***** Extrait proposé

Sans préjuger de la suite qui sera réservée à ces deux projets de loi, les prévisions législatives de la loi d'orientation ont donc été respectées.

2. La loi d'orientation attend encore plusieurs décrets d'application

En ce qui concerne « l'arsenal réglementaire » nécessaire à la pleine application de la loi d'orientation, on peut à nouveau saluer le très important effort entrepris en matière de rénovation des corps et des statuts.

En revanche, plusieurs articles importants de la loi d'orientation n'ont pas encore reçu leurs décrets d'application, situation à laquelle votre commission des Lois, très attachée à l'application des lois, ne peut qu'être attentive.

Sans énumérer l'intégralité des textes réglementaires qui doivent encore être publiés, votre rapporteur croit utile d'attirer l'attention du Gouvernement sur la non parution après pratiquement une année de plusieurs décrets conditionnant la mise en oeuvre de mesures pourtant présentées, à l'époque, comme particulièrement urgentes. Eu égard aux délais très serrés qui avaient été imposés aux assemblées -au Sénat, notamment- pour l'examen en première lecture du projet de loi d'orientation et de programmation, il serait regrettable que la rénovation du cadre juridique nécessaire au renforcement de la sécurité, rapide en amont, se trouve ralenti en aval.

Parmi les textes réglementaires qui font encore défaut, on relève notamment :


• Les décrets relatifs à l'établissement et à la suppression du régime de la police d'État et à la répartition des compétences entre la police et la gendarmerie.

Axe essentiel d'une politique efficace de sécurité, la répartition des compétences entre la police et la gendarmerie repose encore sur des critères géographiques surannés, que la loi d'orientation (article 8) a entrepris d'actualiser. Désormais, le critère de répartition doit s'apprécier de façon pragmatique, « en fonction des besoins de sécurité » de la commune appréciée.

Un décret en Conseil d'État doit définir les modalités d'application de ce principe nouveau, en particulier les critères concrets d'appréciation des besoins de sécurité de chaque commune.

Ce texte n'est pas encore publié, même si sa parution est annoncée comme imminente.

Votre rapporteur rappelle à ce sujet que dans sa déclaration de politique générale du 23 mai 1995, M. Alain Juppé, Premier ministre, a insisté sur « la complémentarité des deux composantes de la force publique -la police et la gendarmerie- la concertation de leur action, l'enrichissement de leurs savoir-faire respectifs ».

**********
***** Liste enregistrée

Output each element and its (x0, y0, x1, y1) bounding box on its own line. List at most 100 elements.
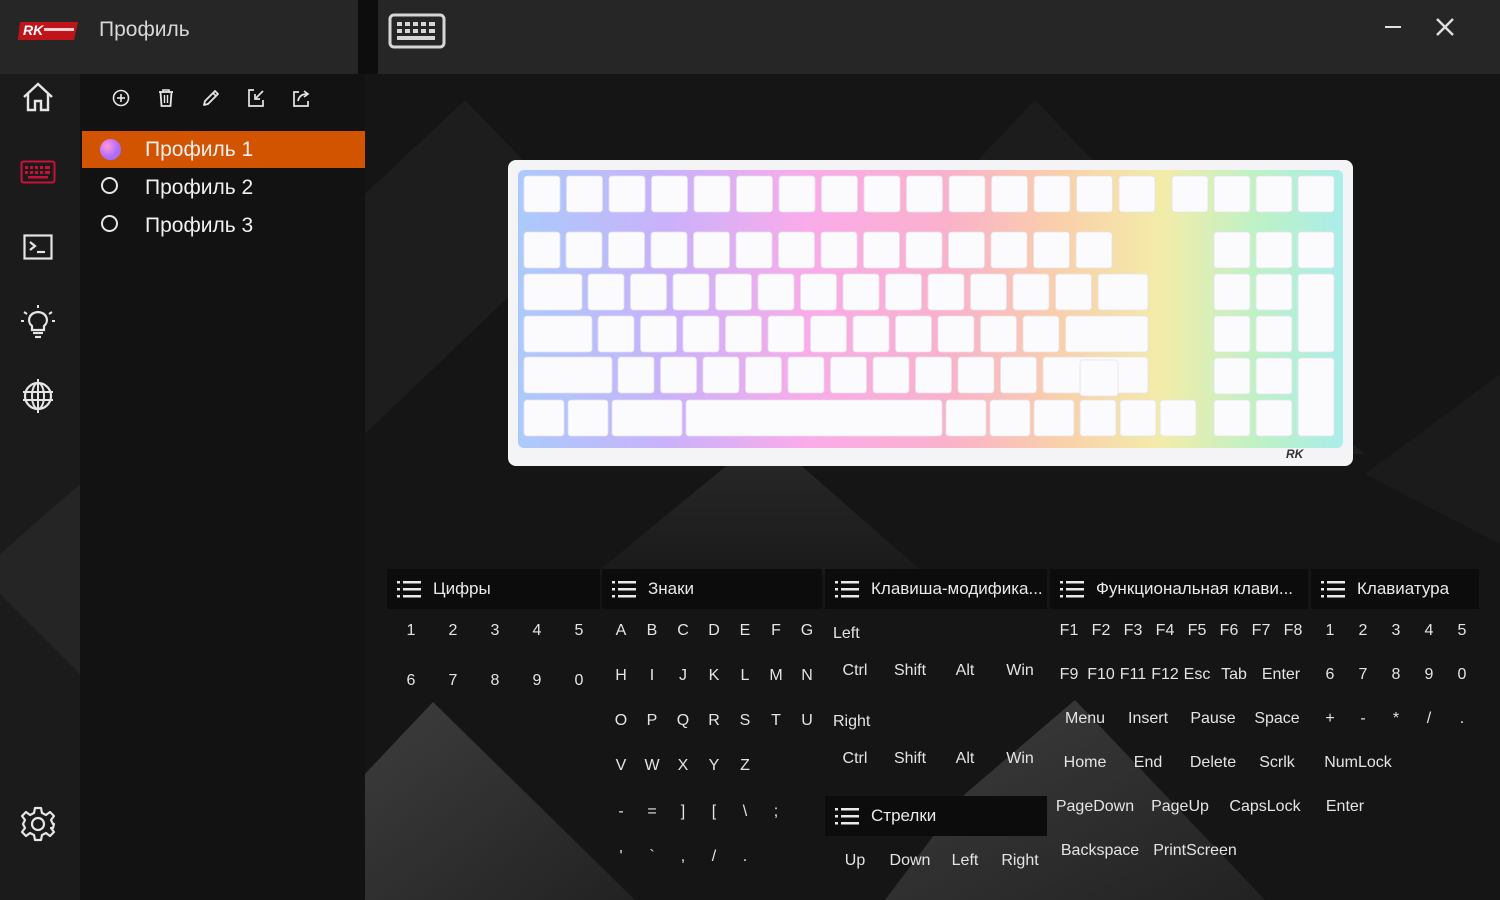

**********

- _Consigne détaillée_:
Dans l'extrait sur la répartition des compétences entre police et gendarmerie, recopiez tout le passage de « Axe essentiel d'une » jusqu'à « de chaque commune. ». Remplacez « commune » par « ville ».

- _Réponse attendue_:
Axe essentiel d'une politique efficace de sécurité, la répartition des compétences entre la police et la gendarmerie repose encore sur des critères géographiques surannés, que la loi d'orientation (article 8) a entrepris d'actualiser. Désormais, le critère de répartition doit s'apprécier de façon pragmatique, « en fonction des besoins de sécurité » de la ville appréciée.

Un décret en Conseil d'État doit définir les modalités d'application de ce principe nouveau, en particulier les critères concrets d'appréciation des besoins de sécurité de chaque ville.